**Work to be completed:** Compile every line that includes the word "circle".

**Saved data entries:**
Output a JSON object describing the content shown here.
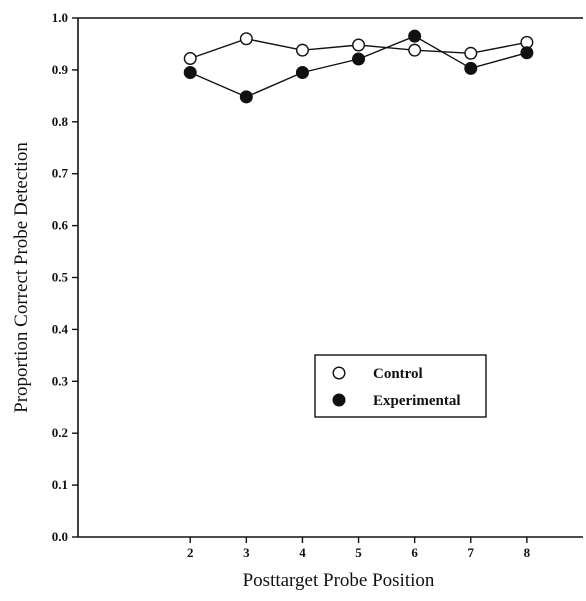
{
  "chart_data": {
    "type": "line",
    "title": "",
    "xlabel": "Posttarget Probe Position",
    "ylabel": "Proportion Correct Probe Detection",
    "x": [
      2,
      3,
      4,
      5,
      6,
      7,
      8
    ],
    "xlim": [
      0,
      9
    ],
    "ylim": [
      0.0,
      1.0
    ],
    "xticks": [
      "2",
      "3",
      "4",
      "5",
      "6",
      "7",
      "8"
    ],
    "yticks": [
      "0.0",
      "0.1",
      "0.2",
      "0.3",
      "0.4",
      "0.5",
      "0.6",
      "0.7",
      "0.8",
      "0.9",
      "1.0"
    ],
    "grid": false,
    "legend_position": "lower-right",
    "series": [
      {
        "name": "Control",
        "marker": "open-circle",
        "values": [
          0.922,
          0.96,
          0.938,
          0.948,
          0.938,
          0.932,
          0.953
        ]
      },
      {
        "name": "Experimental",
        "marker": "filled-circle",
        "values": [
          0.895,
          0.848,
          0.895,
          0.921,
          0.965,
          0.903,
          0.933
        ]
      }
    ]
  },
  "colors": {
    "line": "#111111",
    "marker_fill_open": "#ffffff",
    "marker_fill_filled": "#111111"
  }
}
---
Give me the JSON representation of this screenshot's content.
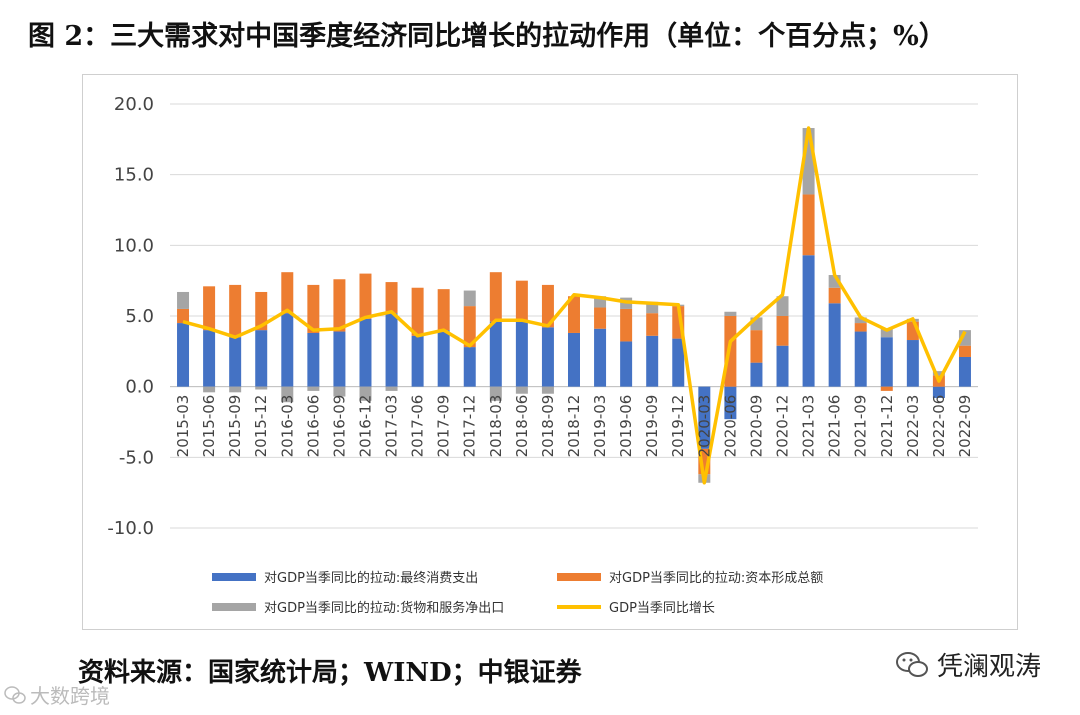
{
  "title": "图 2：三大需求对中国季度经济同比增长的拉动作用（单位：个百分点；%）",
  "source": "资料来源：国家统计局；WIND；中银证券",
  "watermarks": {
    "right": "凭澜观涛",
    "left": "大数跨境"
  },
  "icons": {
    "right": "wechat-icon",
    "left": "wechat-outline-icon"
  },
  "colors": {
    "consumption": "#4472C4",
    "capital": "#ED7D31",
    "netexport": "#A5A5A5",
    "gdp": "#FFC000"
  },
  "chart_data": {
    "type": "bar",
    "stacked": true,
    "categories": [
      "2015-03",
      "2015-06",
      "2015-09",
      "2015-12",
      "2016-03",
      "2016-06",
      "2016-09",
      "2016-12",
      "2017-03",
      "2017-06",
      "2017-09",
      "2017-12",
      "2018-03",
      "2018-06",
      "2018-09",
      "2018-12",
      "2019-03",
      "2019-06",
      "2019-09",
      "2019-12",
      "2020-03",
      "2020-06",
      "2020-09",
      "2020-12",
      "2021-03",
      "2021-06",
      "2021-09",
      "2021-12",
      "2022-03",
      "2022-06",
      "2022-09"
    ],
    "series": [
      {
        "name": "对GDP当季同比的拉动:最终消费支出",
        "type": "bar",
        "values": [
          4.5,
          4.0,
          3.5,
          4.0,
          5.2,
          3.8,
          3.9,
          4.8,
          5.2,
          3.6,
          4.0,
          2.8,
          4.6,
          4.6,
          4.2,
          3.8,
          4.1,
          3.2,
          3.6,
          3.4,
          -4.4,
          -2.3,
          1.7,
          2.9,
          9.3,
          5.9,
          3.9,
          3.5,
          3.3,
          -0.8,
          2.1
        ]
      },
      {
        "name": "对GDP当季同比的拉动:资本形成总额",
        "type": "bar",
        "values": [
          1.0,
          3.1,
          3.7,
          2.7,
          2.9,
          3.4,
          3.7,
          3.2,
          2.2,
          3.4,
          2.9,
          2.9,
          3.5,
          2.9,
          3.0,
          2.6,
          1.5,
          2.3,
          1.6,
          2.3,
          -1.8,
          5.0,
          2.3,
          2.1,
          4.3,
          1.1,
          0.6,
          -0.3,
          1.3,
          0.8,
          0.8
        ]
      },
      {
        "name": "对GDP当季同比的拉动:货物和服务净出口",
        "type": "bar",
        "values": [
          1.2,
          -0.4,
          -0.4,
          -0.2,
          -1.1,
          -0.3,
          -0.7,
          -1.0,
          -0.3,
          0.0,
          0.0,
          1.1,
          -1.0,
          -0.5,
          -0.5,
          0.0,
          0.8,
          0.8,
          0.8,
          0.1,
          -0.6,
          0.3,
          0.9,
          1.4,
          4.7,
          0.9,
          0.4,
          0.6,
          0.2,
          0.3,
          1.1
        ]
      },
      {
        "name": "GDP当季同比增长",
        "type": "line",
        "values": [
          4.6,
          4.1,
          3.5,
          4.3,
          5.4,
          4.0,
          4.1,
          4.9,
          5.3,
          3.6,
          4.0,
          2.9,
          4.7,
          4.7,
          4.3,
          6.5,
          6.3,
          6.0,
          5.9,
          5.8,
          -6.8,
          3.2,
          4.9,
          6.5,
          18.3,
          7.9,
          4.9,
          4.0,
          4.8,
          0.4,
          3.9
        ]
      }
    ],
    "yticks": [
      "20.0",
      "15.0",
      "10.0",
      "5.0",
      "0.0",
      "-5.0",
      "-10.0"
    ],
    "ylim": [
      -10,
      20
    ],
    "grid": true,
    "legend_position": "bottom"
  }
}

**Correct answer:**
        "marker": "open-circle",
        "marker": "filled-circle",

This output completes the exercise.